## [What is expected]
Find every line with the word "name". Copy those lines.

## [Provided data]
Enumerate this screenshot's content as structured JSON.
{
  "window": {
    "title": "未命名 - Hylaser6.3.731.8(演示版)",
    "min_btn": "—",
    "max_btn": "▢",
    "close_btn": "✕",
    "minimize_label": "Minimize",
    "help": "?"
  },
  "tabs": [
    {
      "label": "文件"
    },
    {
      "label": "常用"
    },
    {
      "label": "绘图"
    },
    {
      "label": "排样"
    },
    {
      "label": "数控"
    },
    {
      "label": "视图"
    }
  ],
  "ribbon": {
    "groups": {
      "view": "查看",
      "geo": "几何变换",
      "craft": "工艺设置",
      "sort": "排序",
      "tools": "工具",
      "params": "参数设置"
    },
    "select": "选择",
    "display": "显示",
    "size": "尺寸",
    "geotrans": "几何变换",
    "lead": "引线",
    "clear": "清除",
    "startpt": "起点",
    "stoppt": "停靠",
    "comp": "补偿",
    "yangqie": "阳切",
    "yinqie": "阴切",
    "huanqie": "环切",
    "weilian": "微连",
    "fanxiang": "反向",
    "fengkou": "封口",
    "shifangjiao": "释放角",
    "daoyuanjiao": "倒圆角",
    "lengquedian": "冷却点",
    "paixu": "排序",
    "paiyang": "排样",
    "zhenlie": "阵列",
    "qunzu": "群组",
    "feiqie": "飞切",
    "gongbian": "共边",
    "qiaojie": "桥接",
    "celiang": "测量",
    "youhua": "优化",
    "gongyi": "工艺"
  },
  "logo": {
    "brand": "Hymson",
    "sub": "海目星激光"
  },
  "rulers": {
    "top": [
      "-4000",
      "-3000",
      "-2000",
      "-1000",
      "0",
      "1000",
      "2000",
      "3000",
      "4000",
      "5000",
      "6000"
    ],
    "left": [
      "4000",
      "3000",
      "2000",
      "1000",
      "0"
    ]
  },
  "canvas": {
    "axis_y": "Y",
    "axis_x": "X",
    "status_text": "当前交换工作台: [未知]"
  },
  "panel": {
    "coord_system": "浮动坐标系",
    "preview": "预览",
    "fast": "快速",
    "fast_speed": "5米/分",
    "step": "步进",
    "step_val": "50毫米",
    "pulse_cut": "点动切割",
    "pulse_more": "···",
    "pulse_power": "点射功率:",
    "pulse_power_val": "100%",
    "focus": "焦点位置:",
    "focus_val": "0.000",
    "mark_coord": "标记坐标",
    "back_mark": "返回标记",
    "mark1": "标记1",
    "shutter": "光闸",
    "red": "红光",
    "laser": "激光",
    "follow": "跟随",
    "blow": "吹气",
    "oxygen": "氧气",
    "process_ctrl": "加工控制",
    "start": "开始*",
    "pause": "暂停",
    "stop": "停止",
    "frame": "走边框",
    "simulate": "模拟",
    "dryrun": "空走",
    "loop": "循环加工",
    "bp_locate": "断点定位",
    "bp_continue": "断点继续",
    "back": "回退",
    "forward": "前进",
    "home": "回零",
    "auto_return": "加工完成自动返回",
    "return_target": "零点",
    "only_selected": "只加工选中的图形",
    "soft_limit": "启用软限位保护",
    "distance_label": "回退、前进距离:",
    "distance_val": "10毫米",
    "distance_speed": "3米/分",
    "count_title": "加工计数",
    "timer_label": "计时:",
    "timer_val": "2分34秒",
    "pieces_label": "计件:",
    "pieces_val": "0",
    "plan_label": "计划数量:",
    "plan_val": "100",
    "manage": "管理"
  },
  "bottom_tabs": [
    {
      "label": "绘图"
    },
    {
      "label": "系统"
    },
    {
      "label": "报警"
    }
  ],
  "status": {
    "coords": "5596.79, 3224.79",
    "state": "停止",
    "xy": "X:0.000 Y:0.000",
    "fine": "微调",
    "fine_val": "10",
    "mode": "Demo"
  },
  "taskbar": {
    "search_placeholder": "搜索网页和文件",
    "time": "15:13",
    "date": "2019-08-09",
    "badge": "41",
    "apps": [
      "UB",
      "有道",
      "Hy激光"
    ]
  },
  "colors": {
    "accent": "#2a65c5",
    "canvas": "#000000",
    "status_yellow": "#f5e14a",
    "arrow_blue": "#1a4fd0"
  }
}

...

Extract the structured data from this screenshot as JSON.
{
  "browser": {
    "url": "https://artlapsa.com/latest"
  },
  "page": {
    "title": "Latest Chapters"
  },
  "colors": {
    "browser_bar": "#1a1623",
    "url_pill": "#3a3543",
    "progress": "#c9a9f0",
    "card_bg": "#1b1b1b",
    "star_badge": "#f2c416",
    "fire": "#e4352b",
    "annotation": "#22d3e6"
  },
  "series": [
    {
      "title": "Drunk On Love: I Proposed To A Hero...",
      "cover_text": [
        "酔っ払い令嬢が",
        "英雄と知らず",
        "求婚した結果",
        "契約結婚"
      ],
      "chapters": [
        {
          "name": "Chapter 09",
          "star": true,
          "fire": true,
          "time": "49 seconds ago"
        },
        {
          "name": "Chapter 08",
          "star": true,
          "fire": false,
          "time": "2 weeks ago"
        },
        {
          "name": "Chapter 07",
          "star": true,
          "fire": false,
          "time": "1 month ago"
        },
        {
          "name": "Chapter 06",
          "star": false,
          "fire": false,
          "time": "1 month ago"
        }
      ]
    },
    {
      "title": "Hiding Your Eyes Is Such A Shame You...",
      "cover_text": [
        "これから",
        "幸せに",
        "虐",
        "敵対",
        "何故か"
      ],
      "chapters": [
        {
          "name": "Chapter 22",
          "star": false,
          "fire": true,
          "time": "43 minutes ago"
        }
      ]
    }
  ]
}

## [Task result]
          "name": "Chapter 09",
          "name": "Chapter 08",
          "name": "Chapter 07",
          "name": "Chapter 06",
          "name": "Chapter 22",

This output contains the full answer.